> [Task set]
1. Copy out the passage of the forum thread below about Nina's first walk, between "She was so so" and "of the house.", inclusive.
2. Using the forum thread below about Nina's first walk, mark each statement yes or no and quote the words of the thread that decide it: (a) The Goldendoodle Nina met was black. (b) RuthMill had her phone with her on the walk. (c) Nina sat and waited while others walked past with dogs on leads.
3. Pick up the forum thread below about Nina's first walk and continue it from its last line.

# I'm an idiot!!!



## RuthMill (Jun 30, 2012)

After saying in another thread.. "Don't forget your camera and take loads of videos!!!" I forgot my camera for Nina's first walk! Dear oh dear! Raging with myself.

Nina loved it!!

She was so so good. She saw a BEAUTIFUL white Goldendoodle (Donna - we decided this would be our next dog, he was so gentle and beautiful!!!) who was so tall and she did really well! He was so gentle with her and she was interested in playing with him. She flirted with everyone she met... She was sooooo good and so confident! She trotted along with such a happy little face, mouth wide open and little pink tongue out every now and then.

I was a very proud mummy. She stayed close by, she and Lola played but also did their own thing. Se came to me every time I called her and she sat and waited while others walked by with dogs on leads! So proud and delighted.

Devastated I didn't have phone or camera! Totally forgot in the excitement of getting out of the house. 

Will definitely get plenty of pics and vids tomorrow. 

Shattered now...


----------



## Tinman (Apr 23, 2013)

Ruth!!!! Ha I thought I had read on another post you giving the advice of not forgetting the camera!! 
Well on tomorrow's walk, I'm sure you will get plenty of pics, and no one will know the difference as it will all be just as new and exciting for little nina tomorrow!!


----------



## wilfiboy (Sep 18, 2010)

> [Material provided]
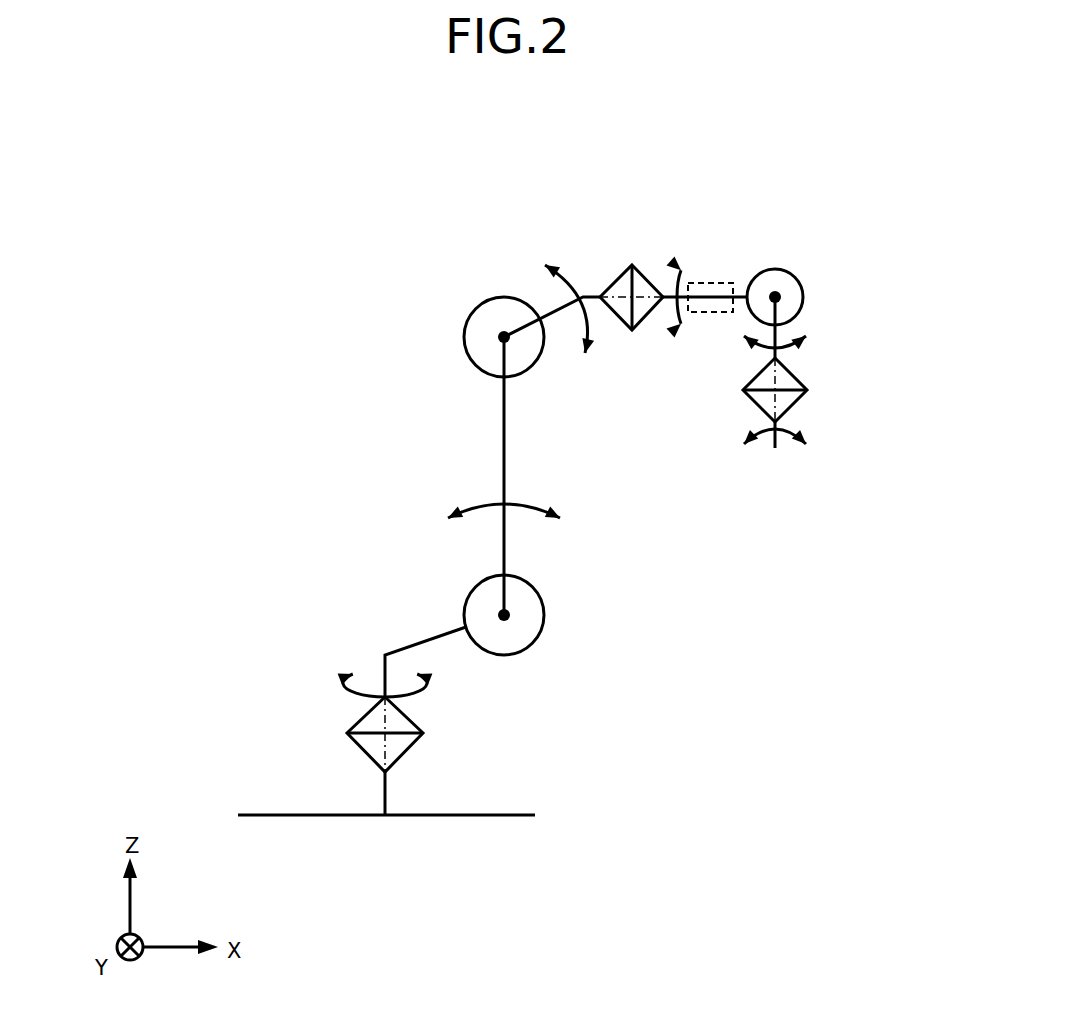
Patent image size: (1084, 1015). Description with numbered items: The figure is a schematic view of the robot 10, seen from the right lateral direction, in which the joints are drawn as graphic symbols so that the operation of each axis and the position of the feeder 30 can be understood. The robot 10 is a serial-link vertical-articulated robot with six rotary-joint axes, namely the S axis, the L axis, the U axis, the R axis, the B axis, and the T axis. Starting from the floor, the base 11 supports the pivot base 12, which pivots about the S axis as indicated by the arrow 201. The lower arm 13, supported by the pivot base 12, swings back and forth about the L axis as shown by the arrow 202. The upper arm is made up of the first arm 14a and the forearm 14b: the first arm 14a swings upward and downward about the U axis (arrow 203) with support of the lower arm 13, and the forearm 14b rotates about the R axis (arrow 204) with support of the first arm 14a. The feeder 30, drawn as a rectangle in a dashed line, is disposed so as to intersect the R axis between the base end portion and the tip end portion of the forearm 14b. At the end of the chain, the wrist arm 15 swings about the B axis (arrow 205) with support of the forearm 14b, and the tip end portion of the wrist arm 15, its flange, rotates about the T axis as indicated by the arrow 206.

> [Answers provided]
1.
She was so so good. She saw a BEAUTIFUL white Goldendoodle (Donna - we decided this would be our next dog, he was so gentle and beautiful!!!) who was so tall and she did really well! He was so gentle with her and she was interested in playing with him. She flirted with everyone she met... She was sooooo good and so confident! She trotted along with such a happy little face, mouth wide open and little pink tongue out every now and then.

I was a very proud mummy. She stayed close by, she and Lola played but also did their own thing. Se came to me every time I called her and she sat and waited while others walked by with dogs on leads! So proud and delighted.

Devastated I didn't have phone or camera! Totally forgot in the excitement of getting out of the house.

2.
(a) No: "She saw a BEAUTIFUL white Goldendoodle"
(b) No: "Devastated I didn't have phone or camera!"
(c) Yes: "she sat and waited while others walked by with dogs on leads!"

3.
Sounds great Ruth...that photo is delightful, reaaly beauitful ,if y our on Facebook that's definitely the photo that should go at the header of our page ..der..don't know what it's referred as xx


----------



## RuthMill (Jun 30, 2012)

I know what you mean Karen! I am one of the weirdos that doesn't have Facebook! I will get a print of it though.. I've frames with the cats in and I need to do one of the dogs!


----------



## Sumes (Aug 3, 2013)

RuthMill said:


> After saying in another thread.. "Don't forget your camera and take loads of videos!!!" I forgot my camera for Nina's first walk! Dear oh dear! Raging with myself.
> 
> Nina loved it!!
> 
> ...


Are you sure Nina's a pup and not a two year old fully trained Poo?!


----------



## AliAlfie (Jul 29, 2013)

Oh Ruth, can understand why you're so cross, I would be too! :tapedshut: :argh:

Can't believe she was off-lead on her first walk and did so well, what a star! :twothumbs: We've got to wait til Friday for our first walk, but they currently go a bit bananas when we put their leads on, and we wouldn't stand a chance of getting them back if we did let them off!!!! :laugh:

Looking forward to seeing the pics.


----------



## RuthMill (Jun 30, 2012)

Sumes said:


> Are you sure Nina's a pup and not a two year old fully trained Poo?!


What do you mean?? Lol!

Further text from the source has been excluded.